• _Instructions to follow_
Within the material below, find each line bearing the word "this" and present it.

%%

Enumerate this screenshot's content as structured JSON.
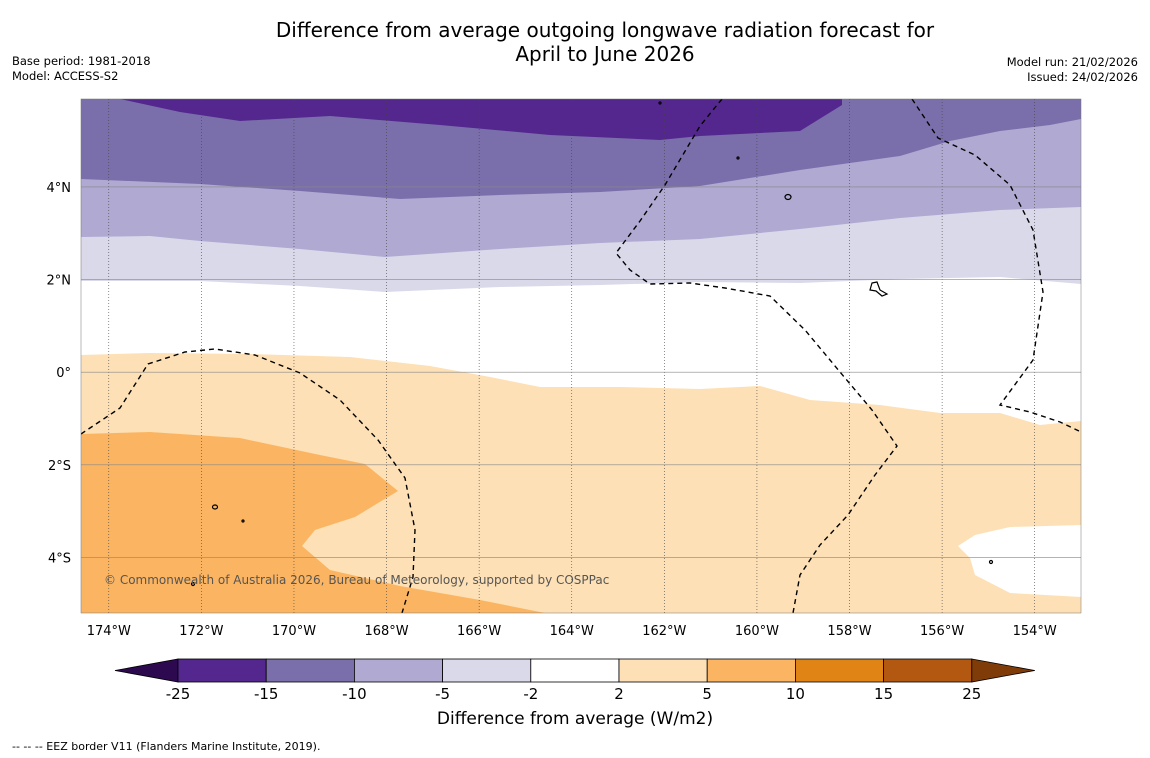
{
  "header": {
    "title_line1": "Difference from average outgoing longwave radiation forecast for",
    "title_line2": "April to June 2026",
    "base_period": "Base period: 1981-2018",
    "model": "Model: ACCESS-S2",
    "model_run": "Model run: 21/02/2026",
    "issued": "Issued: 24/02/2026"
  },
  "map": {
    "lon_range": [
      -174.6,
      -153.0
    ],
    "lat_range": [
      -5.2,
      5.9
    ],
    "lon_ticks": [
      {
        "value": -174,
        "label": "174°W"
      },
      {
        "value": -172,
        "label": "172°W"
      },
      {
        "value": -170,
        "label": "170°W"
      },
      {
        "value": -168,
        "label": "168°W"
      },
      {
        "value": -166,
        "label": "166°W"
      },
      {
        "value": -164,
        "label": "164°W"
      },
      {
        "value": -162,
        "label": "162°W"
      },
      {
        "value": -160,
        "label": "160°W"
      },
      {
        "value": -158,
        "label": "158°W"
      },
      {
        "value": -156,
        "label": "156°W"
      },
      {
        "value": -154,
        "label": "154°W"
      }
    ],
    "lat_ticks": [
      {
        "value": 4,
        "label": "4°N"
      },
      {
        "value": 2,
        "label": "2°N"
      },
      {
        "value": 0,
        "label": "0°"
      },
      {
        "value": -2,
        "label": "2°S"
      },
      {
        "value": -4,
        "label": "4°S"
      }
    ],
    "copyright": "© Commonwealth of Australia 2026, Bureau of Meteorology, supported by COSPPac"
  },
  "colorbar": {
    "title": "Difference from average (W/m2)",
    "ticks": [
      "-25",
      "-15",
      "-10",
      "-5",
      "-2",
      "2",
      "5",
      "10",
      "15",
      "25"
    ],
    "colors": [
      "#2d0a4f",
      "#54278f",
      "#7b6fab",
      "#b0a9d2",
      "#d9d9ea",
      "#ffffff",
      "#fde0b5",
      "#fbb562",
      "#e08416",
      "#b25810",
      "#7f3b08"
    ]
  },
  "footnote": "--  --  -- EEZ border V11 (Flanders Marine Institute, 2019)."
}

%%
%%

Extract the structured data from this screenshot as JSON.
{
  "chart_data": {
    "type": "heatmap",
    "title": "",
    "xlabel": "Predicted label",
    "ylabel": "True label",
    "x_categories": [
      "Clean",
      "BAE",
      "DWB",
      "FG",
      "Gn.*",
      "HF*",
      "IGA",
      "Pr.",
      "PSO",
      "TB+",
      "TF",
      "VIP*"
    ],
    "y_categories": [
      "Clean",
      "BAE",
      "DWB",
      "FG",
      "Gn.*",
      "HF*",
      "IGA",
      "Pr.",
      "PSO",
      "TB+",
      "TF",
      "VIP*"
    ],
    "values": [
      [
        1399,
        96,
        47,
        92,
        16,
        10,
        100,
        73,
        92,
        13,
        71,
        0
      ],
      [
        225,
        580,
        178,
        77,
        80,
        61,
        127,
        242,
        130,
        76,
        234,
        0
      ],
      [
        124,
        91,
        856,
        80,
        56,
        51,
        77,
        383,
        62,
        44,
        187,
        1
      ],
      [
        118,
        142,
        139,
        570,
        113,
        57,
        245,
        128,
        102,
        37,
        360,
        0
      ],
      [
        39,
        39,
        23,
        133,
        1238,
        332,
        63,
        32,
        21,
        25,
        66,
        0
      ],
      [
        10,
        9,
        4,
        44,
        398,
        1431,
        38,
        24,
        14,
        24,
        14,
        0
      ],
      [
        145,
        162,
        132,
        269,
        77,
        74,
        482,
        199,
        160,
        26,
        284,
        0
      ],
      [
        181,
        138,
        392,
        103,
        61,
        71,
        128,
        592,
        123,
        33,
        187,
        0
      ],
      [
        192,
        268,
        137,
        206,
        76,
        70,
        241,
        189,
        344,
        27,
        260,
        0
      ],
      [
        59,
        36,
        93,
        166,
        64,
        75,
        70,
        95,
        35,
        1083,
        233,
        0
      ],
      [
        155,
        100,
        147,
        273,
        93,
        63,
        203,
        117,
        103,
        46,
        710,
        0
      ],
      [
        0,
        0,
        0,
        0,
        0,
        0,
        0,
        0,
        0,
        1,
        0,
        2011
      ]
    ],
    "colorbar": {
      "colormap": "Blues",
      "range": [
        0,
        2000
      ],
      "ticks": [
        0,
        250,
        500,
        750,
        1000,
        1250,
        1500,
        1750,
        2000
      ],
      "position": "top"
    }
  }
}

%%

• _Exercise result_
Enumerate this screenshot's content as structured JSON.
Extract the structured data from this screenshot as JSON.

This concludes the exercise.